• Task
Produce an exact transcription of the listing below, omitting the pictures.
# Start of Materials provided
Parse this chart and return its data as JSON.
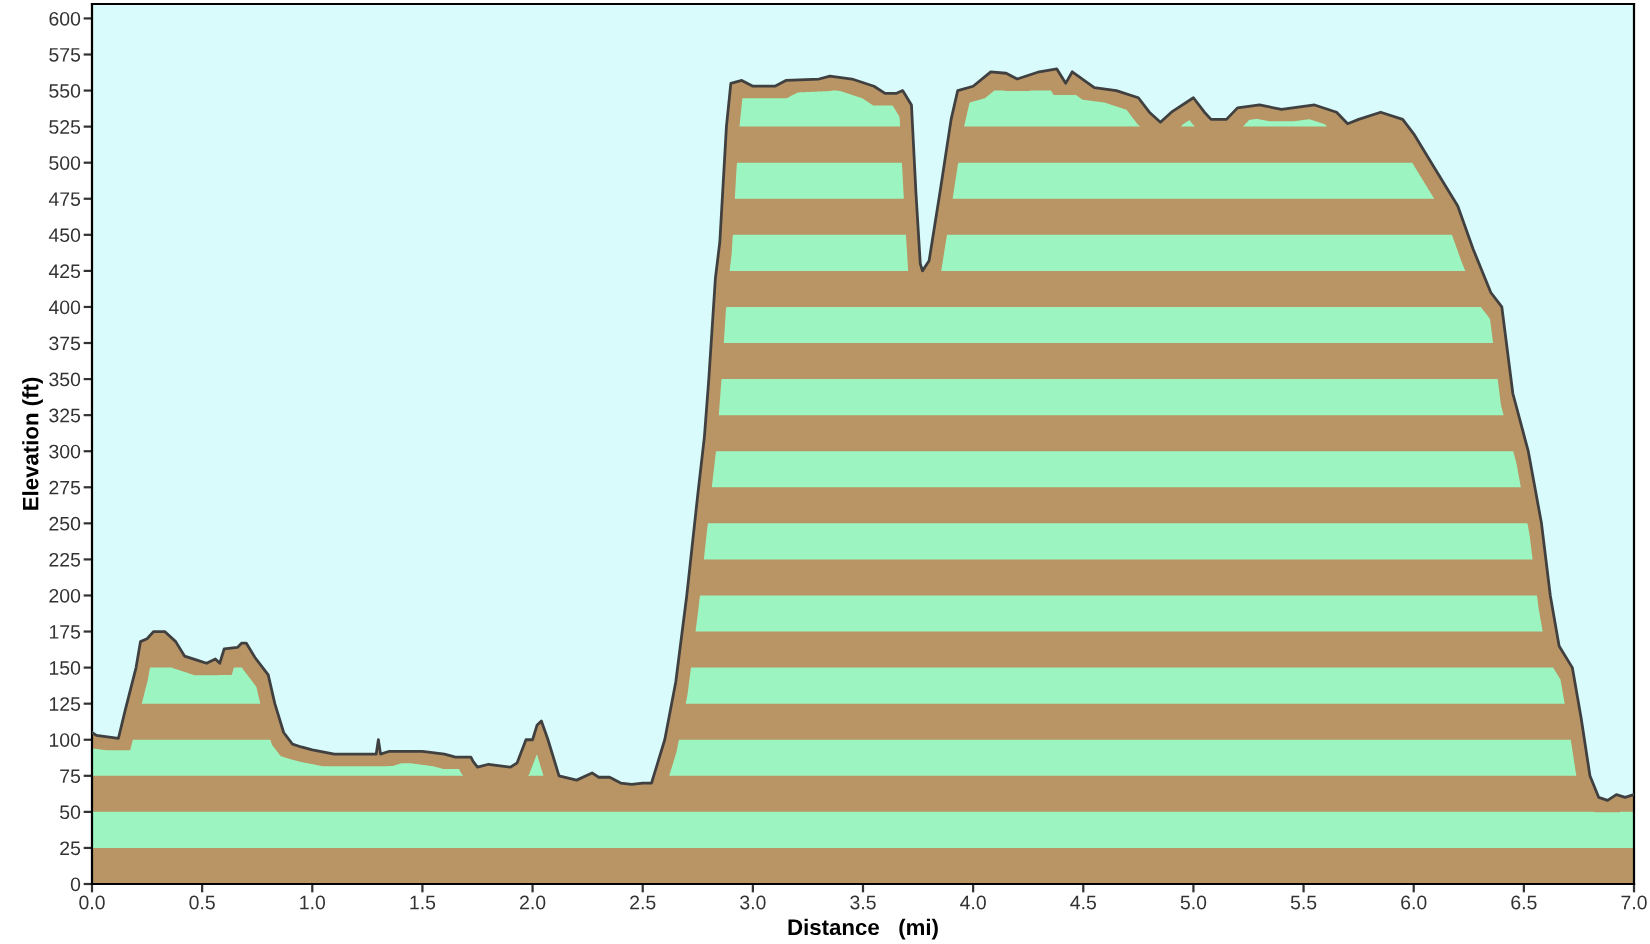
{
  "chart_data": {
    "type": "area",
    "xlabel": "Distance   (mi)",
    "ylabel": "Elevation (ft)",
    "xlim": [
      0,
      7
    ],
    "ylim": [
      0,
      610
    ],
    "xticks": [
      {
        "value": 0,
        "label": "0.0"
      },
      {
        "value": 0.5,
        "label": "0.5"
      },
      {
        "value": 1,
        "label": "1.0"
      },
      {
        "value": 1.5,
        "label": "1.5"
      },
      {
        "value": 2,
        "label": "2.0"
      },
      {
        "value": 2.5,
        "label": "2.5"
      },
      {
        "value": 3,
        "label": "3.0"
      },
      {
        "value": 3.5,
        "label": "3.5"
      },
      {
        "value": 4,
        "label": "4.0"
      },
      {
        "value": 4.5,
        "label": "4.5"
      },
      {
        "value": 5,
        "label": "5.0"
      },
      {
        "value": 5.5,
        "label": "5.5"
      },
      {
        "value": 6,
        "label": "6.0"
      },
      {
        "value": 6.5,
        "label": "6.5"
      },
      {
        "value": 7,
        "label": "7.0"
      }
    ],
    "yticks": [
      0,
      25,
      50,
      75,
      100,
      125,
      150,
      175,
      200,
      225,
      250,
      275,
      300,
      325,
      350,
      375,
      400,
      425,
      450,
      475,
      500,
      525,
      550,
      575,
      600
    ],
    "grid": false,
    "legend": false,
    "series": [
      {
        "color": "#b99565",
        "x": [
          0.0,
          0.02,
          0.12,
          0.15,
          0.2,
          0.22,
          0.25,
          0.28,
          0.33,
          0.38,
          0.42,
          0.48,
          0.52,
          0.56,
          0.58,
          0.6,
          0.66,
          0.68,
          0.7,
          0.74,
          0.8,
          0.83,
          0.87,
          0.91,
          0.95,
          1.0,
          1.1,
          1.2,
          1.29,
          1.3,
          1.31,
          1.35,
          1.5,
          1.6,
          1.65,
          1.72,
          1.73,
          1.75,
          1.8,
          1.9,
          1.93,
          1.97,
          2.0,
          2.02,
          2.04,
          2.07,
          2.12,
          2.2,
          2.27,
          2.3,
          2.35,
          2.4,
          2.45,
          2.5,
          2.54,
          2.56,
          2.6,
          2.65,
          2.7,
          2.75,
          2.78,
          2.8,
          2.83,
          2.85,
          2.88,
          2.9,
          2.95,
          3.0,
          3.1,
          3.15,
          3.3,
          3.35,
          3.45,
          3.55,
          3.6,
          3.65,
          3.68,
          3.72,
          3.74,
          3.76,
          3.77,
          3.8,
          3.85,
          3.9,
          3.93,
          4.0,
          4.08,
          4.15,
          4.2,
          4.3,
          4.38,
          4.42,
          4.45,
          4.55,
          4.65,
          4.75,
          4.8,
          4.85,
          4.9,
          5.0,
          5.05,
          5.08,
          5.15,
          5.2,
          5.3,
          5.4,
          5.55,
          5.65,
          5.7,
          5.75,
          5.85,
          5.95,
          6.0,
          6.1,
          6.2,
          6.27,
          6.35,
          6.4,
          6.45,
          6.52,
          6.58,
          6.62,
          6.66,
          6.72,
          6.76,
          6.8,
          6.84,
          6.88,
          6.92,
          6.96,
          7.0
        ],
        "values": [
          105,
          103,
          101,
          120,
          150,
          168,
          170,
          175,
          175,
          168,
          158,
          155,
          153,
          156,
          153,
          163,
          164,
          167,
          167,
          157,
          145,
          125,
          105,
          97,
          95,
          93,
          90,
          90,
          90,
          100,
          90,
          92,
          92,
          90,
          88,
          88,
          85,
          81,
          83,
          81,
          84,
          100,
          100,
          110,
          113,
          100,
          75,
          72,
          77,
          74,
          74,
          70,
          69,
          70,
          70,
          80,
          100,
          140,
          200,
          270,
          310,
          350,
          420,
          445,
          525,
          555,
          557,
          553,
          553,
          557,
          558,
          560,
          558,
          553,
          548,
          548,
          550,
          540,
          480,
          430,
          425,
          432,
          480,
          530,
          550,
          553,
          563,
          562,
          558,
          563,
          565,
          555,
          563,
          552,
          550,
          545,
          535,
          528,
          535,
          545,
          535,
          530,
          530,
          538,
          540,
          537,
          540,
          535,
          527,
          530,
          535,
          530,
          520,
          495,
          470,
          440,
          410,
          400,
          340,
          300,
          250,
          200,
          165,
          150,
          115,
          75,
          60,
          58,
          62,
          60,
          62
        ]
      }
    ]
  }
}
# End of Materials provided
• Answer below
Parse this chart and return its data as JSON.
{
  "chart_data": {
    "type": "area",
    "xlabel": "Distance   (mi)",
    "ylabel": "Elevation (ft)",
    "xlim": [
      0,
      7
    ],
    "ylim": [
      0,
      610
    ],
    "xticks": [
      {
        "value": 0,
        "label": "0.0"
      },
      {
        "value": 0.5,
        "label": "0.5"
      },
      {
        "value": 1,
        "label": "1.0"
      },
      {
        "value": 1.5,
        "label": "1.5"
      },
      {
        "value": 2,
        "label": "2.0"
      },
      {
        "value": 2.5,
        "label": "2.5"
      },
      {
        "value": 3,
        "label": "3.0"
      },
      {
        "value": 3.5,
        "label": "3.5"
      },
      {
        "value": 4,
        "label": "4.0"
      },
      {
        "value": 4.5,
        "label": "4.5"
      },
      {
        "value": 5,
        "label": "5.0"
      },
      {
        "value": 5.5,
        "label": "5.5"
      },
      {
        "value": 6,
        "label": "6.0"
      },
      {
        "value": 6.5,
        "label": "6.5"
      },
      {
        "value": 7,
        "label": "7.0"
      }
    ],
    "yticks": [
      0,
      25,
      50,
      75,
      100,
      125,
      150,
      175,
      200,
      225,
      250,
      275,
      300,
      325,
      350,
      375,
      400,
      425,
      450,
      475,
      500,
      525,
      550,
      575,
      600
    ],
    "grid": false,
    "legend": false,
    "series": [
      {
        "color": "#b99565",
        "x": [
          0.0,
          0.02,
          0.12,
          0.15,
          0.2,
          0.22,
          0.25,
          0.28,
          0.33,
          0.38,
          0.42,
          0.48,
          0.52,
          0.56,
          0.58,
          0.6,
          0.66,
          0.68,
          0.7,
          0.74,
          0.8,
          0.83,
          0.87,
          0.91,
          0.95,
          1.0,
          1.1,
          1.2,
          1.29,
          1.3,
          1.31,
          1.35,
          1.5,
          1.6,
          1.65,
          1.72,
          1.73,
          1.75,
          1.8,
          1.9,
          1.93,
          1.97,
          2.0,
          2.02,
          2.04,
          2.07,
          2.12,
          2.2,
          2.27,
          2.3,
          2.35,
          2.4,
          2.45,
          2.5,
          2.54,
          2.56,
          2.6,
          2.65,
          2.7,
          2.75,
          2.78,
          2.8,
          2.83,
          2.85,
          2.88,
          2.9,
          2.95,
          3.0,
          3.1,
          3.15,
          3.3,
          3.35,
          3.45,
          3.55,
          3.6,
          3.65,
          3.68,
          3.72,
          3.74,
          3.76,
          3.77,
          3.8,
          3.85,
          3.9,
          3.93,
          4.0,
          4.08,
          4.15,
          4.2,
          4.3,
          4.38,
          4.42,
          4.45,
          4.55,
          4.65,
          4.75,
          4.8,
          4.85,
          4.9,
          5.0,
          5.05,
          5.08,
          5.15,
          5.2,
          5.3,
          5.4,
          5.55,
          5.65,
          5.7,
          5.75,
          5.85,
          5.95,
          6.0,
          6.1,
          6.2,
          6.27,
          6.35,
          6.4,
          6.45,
          6.52,
          6.58,
          6.62,
          6.66,
          6.72,
          6.76,
          6.8,
          6.84,
          6.88,
          6.92,
          6.96,
          7.0
        ],
        "values": [
          105,
          103,
          101,
          120,
          150,
          168,
          170,
          175,
          175,
          168,
          158,
          155,
          153,
          156,
          153,
          163,
          164,
          167,
          167,
          157,
          145,
          125,
          105,
          97,
          95,
          93,
          90,
          90,
          90,
          100,
          90,
          92,
          92,
          90,
          88,
          88,
          85,
          81,
          83,
          81,
          84,
          100,
          100,
          110,
          113,
          100,
          75,
          72,
          77,
          74,
          74,
          70,
          69,
          70,
          70,
          80,
          100,
          140,
          200,
          270,
          310,
          350,
          420,
          445,
          525,
          555,
          557,
          553,
          553,
          557,
          558,
          560,
          558,
          553,
          548,
          548,
          550,
          540,
          480,
          430,
          425,
          432,
          480,
          530,
          550,
          553,
          563,
          562,
          558,
          563,
          565,
          555,
          563,
          552,
          550,
          545,
          535,
          528,
          535,
          545,
          535,
          530,
          530,
          538,
          540,
          537,
          540,
          535,
          527,
          530,
          535,
          530,
          520,
          495,
          470,
          440,
          410,
          400,
          340,
          300,
          250,
          200,
          165,
          150,
          115,
          75,
          60,
          58,
          62,
          60,
          62
        ]
      }
    ]
  }
}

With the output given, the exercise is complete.